(REQUIREMENT): Look through the records and report how many lines include the word "value", with no other words.

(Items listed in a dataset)
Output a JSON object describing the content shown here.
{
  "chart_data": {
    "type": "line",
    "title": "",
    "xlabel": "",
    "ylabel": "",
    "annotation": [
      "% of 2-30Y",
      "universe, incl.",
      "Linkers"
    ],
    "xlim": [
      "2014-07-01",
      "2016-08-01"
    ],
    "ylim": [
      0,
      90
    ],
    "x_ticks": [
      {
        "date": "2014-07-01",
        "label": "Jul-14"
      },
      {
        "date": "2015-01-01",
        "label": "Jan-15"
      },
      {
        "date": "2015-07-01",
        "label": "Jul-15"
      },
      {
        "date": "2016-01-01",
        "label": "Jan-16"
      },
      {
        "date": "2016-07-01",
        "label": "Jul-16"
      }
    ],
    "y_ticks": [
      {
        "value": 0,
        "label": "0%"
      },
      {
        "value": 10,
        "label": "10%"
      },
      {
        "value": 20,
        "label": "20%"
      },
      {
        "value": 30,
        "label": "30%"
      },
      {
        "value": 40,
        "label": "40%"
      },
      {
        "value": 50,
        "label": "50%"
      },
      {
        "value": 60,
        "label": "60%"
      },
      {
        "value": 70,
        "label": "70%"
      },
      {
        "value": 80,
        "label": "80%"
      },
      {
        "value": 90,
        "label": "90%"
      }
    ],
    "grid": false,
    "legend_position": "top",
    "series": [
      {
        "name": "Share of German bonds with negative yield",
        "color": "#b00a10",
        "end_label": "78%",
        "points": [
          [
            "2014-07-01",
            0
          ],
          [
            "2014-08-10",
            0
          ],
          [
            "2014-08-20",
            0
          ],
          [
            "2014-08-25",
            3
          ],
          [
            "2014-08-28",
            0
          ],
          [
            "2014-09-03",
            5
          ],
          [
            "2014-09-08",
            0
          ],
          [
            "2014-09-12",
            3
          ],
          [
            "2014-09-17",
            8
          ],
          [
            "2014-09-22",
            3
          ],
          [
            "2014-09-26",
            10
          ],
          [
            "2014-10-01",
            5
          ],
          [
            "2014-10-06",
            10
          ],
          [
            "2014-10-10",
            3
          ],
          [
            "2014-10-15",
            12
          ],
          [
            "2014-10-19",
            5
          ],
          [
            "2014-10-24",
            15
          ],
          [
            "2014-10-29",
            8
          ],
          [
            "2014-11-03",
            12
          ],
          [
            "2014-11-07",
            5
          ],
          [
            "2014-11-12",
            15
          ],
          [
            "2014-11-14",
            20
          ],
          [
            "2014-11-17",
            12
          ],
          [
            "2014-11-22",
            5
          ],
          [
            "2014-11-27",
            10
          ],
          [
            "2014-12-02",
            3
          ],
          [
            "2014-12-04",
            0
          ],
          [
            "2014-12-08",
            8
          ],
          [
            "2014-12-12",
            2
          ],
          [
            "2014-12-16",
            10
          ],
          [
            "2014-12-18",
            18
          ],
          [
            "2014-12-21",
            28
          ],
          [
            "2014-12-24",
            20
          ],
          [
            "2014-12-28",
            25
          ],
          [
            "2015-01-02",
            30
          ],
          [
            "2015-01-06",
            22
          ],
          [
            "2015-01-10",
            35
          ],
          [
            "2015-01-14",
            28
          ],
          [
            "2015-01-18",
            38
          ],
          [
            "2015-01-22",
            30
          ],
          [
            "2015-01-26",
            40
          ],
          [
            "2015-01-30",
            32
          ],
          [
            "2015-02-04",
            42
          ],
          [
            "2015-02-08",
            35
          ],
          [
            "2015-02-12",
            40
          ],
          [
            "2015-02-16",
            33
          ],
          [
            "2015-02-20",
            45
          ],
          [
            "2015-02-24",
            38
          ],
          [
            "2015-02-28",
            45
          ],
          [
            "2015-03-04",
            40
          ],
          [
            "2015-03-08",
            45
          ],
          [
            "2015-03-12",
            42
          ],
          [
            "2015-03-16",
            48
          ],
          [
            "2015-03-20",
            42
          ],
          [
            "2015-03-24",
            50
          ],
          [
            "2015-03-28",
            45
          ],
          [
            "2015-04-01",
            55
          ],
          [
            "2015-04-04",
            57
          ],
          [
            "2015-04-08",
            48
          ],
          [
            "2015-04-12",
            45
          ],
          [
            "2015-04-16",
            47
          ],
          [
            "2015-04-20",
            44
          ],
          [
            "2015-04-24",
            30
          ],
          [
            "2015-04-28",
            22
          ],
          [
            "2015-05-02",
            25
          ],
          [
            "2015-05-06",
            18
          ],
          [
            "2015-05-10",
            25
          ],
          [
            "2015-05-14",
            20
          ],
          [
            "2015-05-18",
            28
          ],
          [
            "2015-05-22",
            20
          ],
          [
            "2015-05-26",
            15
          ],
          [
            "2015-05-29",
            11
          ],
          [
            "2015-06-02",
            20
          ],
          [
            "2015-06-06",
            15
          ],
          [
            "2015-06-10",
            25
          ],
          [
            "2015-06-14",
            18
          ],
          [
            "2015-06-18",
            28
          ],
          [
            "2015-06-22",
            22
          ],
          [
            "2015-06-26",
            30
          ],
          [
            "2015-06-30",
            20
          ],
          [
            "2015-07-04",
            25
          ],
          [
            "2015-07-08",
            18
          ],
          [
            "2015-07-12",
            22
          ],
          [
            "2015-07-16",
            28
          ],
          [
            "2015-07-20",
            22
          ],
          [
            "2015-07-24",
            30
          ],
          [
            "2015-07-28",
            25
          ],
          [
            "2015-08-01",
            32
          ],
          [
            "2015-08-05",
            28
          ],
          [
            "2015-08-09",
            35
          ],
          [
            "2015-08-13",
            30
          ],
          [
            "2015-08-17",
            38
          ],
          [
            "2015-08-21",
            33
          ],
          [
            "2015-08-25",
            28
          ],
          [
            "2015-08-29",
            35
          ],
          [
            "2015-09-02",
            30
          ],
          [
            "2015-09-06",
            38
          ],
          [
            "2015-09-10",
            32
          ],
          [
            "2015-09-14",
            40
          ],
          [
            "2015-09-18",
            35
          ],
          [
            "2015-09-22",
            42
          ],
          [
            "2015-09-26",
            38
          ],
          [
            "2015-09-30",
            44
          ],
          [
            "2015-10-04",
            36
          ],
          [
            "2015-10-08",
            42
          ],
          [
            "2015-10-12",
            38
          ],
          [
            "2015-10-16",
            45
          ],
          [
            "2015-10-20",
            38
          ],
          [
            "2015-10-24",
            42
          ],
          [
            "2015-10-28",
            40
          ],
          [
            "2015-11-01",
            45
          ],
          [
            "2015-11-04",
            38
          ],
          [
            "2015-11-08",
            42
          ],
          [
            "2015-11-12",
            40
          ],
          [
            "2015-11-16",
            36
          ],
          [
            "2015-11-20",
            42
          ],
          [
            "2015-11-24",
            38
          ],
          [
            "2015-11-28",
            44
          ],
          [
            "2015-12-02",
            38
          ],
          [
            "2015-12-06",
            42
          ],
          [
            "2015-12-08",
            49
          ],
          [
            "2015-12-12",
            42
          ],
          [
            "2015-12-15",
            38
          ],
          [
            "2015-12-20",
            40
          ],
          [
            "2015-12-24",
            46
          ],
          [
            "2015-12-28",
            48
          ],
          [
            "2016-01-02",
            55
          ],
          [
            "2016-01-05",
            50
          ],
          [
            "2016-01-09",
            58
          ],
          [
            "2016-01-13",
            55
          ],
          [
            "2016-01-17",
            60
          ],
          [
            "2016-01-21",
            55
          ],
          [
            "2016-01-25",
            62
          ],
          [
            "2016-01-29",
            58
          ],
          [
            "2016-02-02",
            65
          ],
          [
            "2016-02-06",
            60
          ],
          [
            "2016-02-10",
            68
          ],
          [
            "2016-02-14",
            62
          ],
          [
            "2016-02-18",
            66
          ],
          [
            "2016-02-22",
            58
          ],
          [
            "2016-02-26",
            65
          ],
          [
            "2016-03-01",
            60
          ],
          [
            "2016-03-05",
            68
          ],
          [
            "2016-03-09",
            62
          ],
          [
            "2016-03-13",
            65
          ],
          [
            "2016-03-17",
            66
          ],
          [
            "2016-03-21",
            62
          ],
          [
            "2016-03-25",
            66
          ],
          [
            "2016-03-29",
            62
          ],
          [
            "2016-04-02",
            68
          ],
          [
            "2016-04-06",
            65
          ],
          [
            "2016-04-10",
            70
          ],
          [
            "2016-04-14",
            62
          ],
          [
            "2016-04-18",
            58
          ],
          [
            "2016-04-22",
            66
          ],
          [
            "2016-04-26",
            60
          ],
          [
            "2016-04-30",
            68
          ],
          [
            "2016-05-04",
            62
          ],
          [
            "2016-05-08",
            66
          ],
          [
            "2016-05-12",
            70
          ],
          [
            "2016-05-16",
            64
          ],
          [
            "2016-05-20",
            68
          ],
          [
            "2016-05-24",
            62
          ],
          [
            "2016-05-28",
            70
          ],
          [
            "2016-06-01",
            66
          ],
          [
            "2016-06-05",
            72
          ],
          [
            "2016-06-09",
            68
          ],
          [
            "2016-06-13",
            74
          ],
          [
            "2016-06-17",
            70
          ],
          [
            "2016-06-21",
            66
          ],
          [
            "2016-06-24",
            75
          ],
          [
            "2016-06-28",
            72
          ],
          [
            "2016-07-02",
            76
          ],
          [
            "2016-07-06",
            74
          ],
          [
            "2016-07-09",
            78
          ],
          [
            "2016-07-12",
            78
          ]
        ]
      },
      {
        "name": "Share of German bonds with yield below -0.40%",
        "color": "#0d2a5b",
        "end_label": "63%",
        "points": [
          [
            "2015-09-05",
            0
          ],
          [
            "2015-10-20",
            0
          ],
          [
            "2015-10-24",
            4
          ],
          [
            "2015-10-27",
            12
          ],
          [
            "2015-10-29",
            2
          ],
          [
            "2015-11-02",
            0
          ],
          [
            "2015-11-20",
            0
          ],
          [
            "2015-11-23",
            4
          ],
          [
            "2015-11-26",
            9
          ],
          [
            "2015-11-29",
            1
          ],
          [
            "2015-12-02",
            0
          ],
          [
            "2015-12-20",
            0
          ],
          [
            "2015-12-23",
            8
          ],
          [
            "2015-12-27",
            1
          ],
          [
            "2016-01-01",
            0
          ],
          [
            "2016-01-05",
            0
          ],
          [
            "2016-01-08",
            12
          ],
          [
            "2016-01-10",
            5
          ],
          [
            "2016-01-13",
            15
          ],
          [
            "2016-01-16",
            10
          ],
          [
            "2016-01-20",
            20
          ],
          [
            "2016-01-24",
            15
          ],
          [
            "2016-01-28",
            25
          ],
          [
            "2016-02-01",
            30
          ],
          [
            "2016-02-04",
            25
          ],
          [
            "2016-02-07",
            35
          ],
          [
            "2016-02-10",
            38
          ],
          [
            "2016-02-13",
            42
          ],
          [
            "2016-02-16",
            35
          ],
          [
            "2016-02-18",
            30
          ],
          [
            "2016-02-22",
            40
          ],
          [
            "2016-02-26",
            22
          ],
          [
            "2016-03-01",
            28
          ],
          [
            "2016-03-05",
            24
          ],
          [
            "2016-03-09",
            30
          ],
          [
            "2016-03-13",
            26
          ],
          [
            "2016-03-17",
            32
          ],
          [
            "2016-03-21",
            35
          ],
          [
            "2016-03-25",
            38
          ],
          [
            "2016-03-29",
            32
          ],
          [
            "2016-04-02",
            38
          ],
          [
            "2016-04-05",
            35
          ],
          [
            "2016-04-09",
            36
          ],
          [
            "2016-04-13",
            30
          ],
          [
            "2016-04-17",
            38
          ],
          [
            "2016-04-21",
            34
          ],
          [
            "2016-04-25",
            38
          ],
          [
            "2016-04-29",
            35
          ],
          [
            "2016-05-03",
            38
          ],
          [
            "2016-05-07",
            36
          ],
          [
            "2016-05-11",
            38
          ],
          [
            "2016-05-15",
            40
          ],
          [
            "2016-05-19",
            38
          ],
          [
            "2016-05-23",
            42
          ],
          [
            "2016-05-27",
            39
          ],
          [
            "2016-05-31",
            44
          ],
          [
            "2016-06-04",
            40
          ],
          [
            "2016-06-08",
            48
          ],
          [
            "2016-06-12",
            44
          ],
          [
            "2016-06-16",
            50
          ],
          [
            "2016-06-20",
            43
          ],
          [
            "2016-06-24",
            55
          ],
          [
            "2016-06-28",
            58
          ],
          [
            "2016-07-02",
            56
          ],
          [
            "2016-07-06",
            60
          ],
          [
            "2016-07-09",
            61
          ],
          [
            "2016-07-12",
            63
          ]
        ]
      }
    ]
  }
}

(OUTPUT FOR THIS EXERCISE): 10